** begin MATERIAL FOR THE TASK **

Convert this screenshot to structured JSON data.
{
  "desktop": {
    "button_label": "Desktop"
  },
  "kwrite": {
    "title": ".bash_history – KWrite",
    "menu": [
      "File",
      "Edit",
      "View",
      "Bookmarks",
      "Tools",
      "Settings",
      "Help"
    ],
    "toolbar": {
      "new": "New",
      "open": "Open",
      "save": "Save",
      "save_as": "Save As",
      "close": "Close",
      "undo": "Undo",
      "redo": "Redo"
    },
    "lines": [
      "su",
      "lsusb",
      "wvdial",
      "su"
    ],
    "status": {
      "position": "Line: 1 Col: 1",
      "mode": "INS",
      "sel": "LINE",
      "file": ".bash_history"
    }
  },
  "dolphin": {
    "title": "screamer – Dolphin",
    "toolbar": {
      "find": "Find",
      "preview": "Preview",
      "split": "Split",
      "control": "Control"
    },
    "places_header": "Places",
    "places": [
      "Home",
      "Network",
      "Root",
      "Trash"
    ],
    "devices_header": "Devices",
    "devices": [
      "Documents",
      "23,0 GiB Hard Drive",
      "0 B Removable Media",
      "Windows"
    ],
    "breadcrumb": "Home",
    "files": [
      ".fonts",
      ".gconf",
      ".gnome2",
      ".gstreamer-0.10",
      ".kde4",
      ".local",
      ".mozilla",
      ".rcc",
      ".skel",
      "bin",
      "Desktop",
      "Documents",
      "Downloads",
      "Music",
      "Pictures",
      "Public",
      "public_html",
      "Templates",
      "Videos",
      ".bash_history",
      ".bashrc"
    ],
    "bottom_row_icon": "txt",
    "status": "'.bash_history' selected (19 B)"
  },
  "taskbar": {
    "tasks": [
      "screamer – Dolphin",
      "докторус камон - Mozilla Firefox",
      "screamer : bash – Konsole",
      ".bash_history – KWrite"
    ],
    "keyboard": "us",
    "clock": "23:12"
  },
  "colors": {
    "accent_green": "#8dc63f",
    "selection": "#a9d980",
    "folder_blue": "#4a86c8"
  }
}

** end MATERIAL FOR THE TASK **

*SET EXERCISE*: Extract all the material, leaving every line as it is.

*ANSWER BELOW*:
Convert this screenshot to structured JSON data.
{
  "desktop": {
    "button_label": "Desktop"
  },
  "kwrite": {
    "title": ".bash_history – KWrite",
    "menu": [
      "File",
      "Edit",
      "View",
      "Bookmarks",
      "Tools",
      "Settings",
      "Help"
    ],
    "toolbar": {
      "new": "New",
      "open": "Open",
      "save": "Save",
      "save_as": "Save As",
      "close": "Close",
      "undo": "Undo",
      "redo": "Redo"
    },
    "lines": [
      "su",
      "lsusb",
      "wvdial",
      "su"
    ],
    "status": {
      "position": "Line: 1 Col: 1",
      "mode": "INS",
      "sel": "LINE",
      "file": ".bash_history"
    }
  },
  "dolphin": {
    "title": "screamer – Dolphin",
    "toolbar": {
      "find": "Find",
      "preview": "Preview",
      "split": "Split",
      "control": "Control"
    },
    "places_header": "Places",
    "places": [
      "Home",
      "Network",
      "Root",
      "Trash"
    ],
    "devices_header": "Devices",
    "devices": [
      "Documents",
      "23,0 GiB Hard Drive",
      "0 B Removable Media",
      "Windows"
    ],
    "breadcrumb": "Home",
    "files": [
      ".fonts",
      ".gconf",
      ".gnome2",
      ".gstreamer-0.10",
      ".kde4",
      ".local",
      ".mozilla",
      ".rcc",
      ".skel",
      "bin",
      "Desktop",
      "Documents",
      "Downloads",
      "Music",
      "Pictures",
      "Public",
      "public_html",
      "Templates",
      "Videos",
      ".bash_history",
      ".bashrc"
    ],
    "bottom_row_icon": "txt",
    "status": "'.bash_history' selected (19 B)"
  },
  "taskbar": {
    "tasks": [
      "screamer – Dolphin",
      "докторус камон - Mozilla Firefox",
      "screamer : bash – Konsole",
      ".bash_history – KWrite"
    ],
    "keyboard": "us",
    "clock": "23:12"
  },
  "colors": {
    "accent_green": "#8dc63f",
    "selection": "#a9d980",
    "folder_blue": "#4a86c8"
  }
}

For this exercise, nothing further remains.